### Given task
Reproduce the data exactly and drop any pictures it holds.
--- START ---
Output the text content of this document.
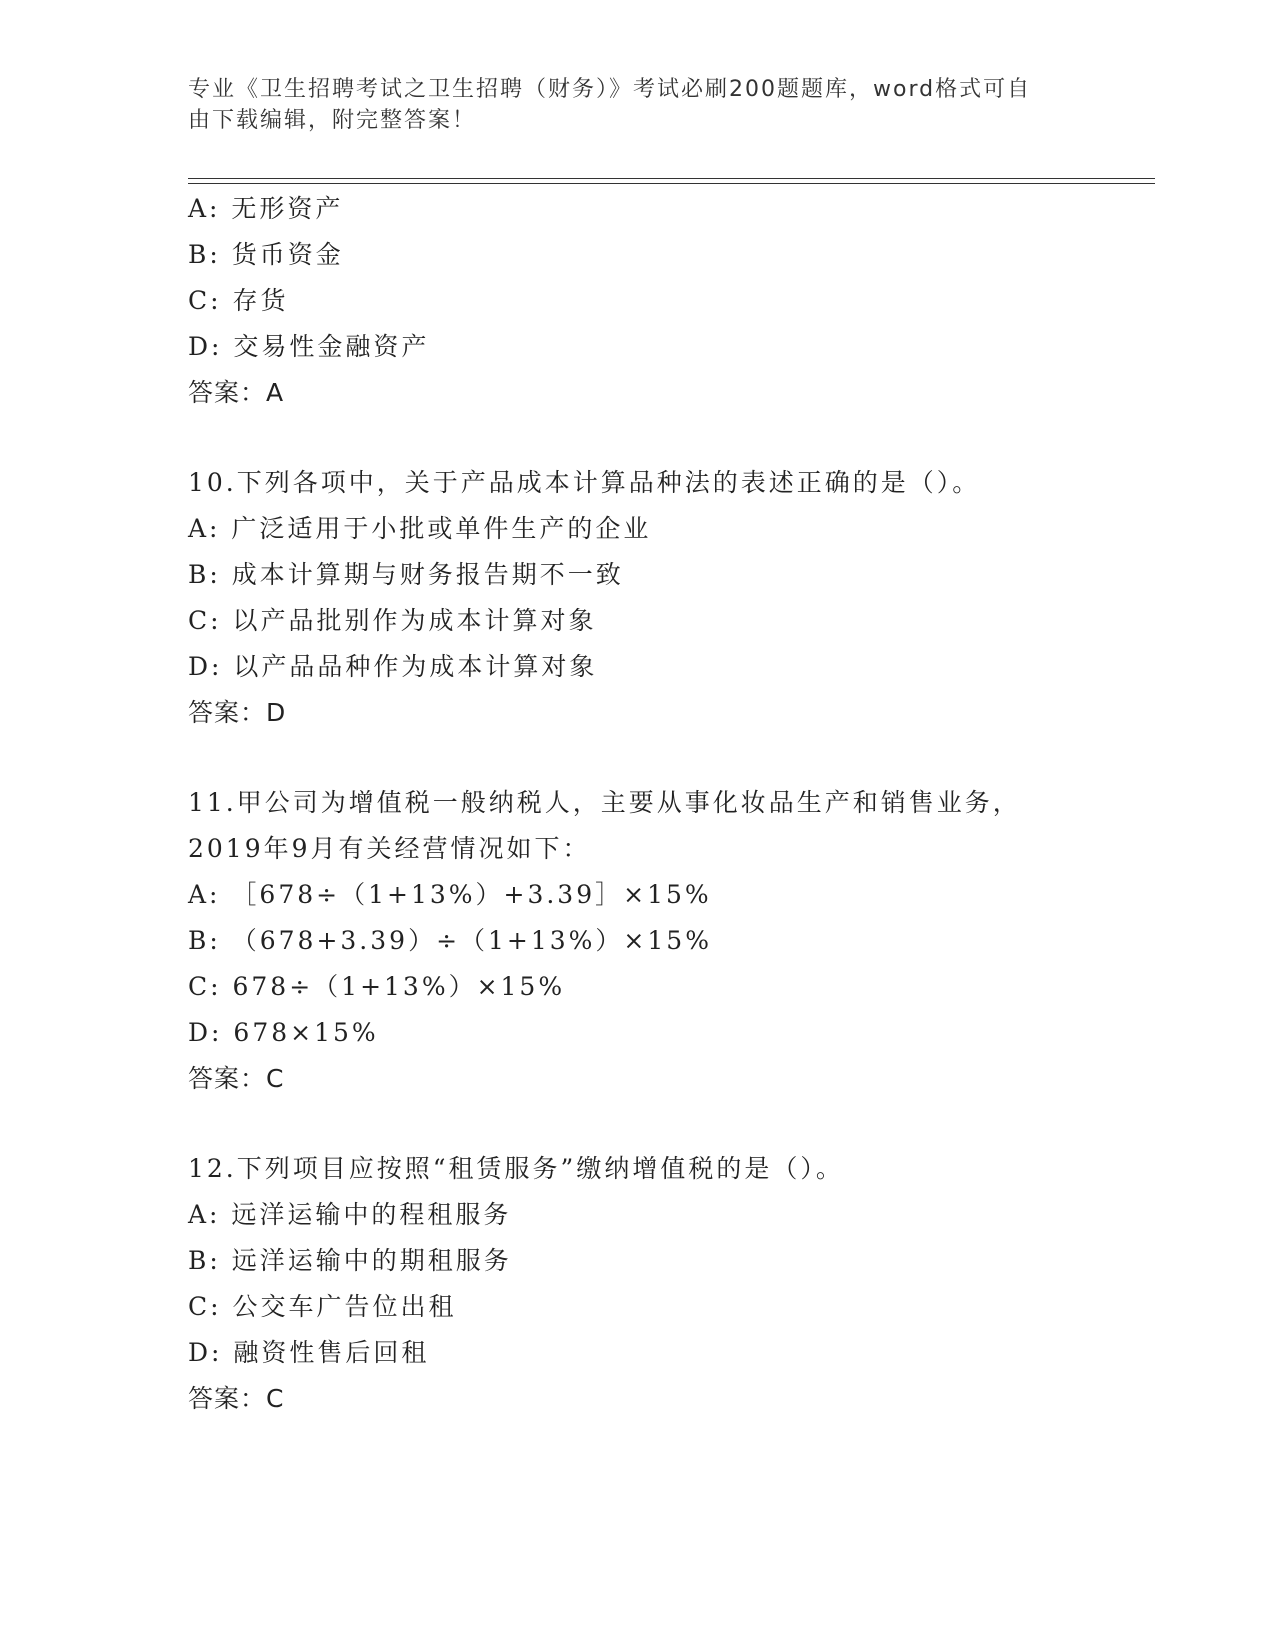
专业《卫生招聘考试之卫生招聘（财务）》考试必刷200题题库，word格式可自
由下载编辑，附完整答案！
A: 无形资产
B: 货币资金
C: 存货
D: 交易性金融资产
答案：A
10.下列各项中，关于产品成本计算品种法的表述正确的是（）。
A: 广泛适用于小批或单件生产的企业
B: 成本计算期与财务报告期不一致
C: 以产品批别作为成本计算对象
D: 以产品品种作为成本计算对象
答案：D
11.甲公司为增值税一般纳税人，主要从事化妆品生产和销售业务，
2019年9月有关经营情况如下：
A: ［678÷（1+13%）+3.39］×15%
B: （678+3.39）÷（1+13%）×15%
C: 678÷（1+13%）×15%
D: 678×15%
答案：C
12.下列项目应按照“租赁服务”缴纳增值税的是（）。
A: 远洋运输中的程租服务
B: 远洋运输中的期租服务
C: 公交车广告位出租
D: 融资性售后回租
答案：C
--- END ---
### Reply to the exercise
Output the text content of this document.
专业《卫生招聘考试之卫生招聘（财务）》考试必刷200题题库，word格式可自
由下载编辑，附完整答案！
A: 无形资产
B: 货币资金
C: 存货
D: 交易性金融资产
答案：A
10.下列各项中，关于产品成本计算品种法的表述正确的是（）。
A: 广泛适用于小批或单件生产的企业
B: 成本计算期与财务报告期不一致
C: 以产品批别作为成本计算对象
D: 以产品品种作为成本计算对象
答案：D
11.甲公司为增值税一般纳税人，主要从事化妆品生产和销售业务，
2019年9月有关经营情况如下：
A: ［678÷（1+13%）+3.39］×15%
B: （678+3.39）÷（1+13%）×15%
C: 678÷（1+13%）×15%
D: 678×15%
答案：C
12.下列项目应按照“租赁服务”缴纳增值税的是（）。
A: 远洋运输中的程租服务
B: 远洋运输中的期租服务
C: 公交车广告位出租
D: 融资性售后回租
答案：C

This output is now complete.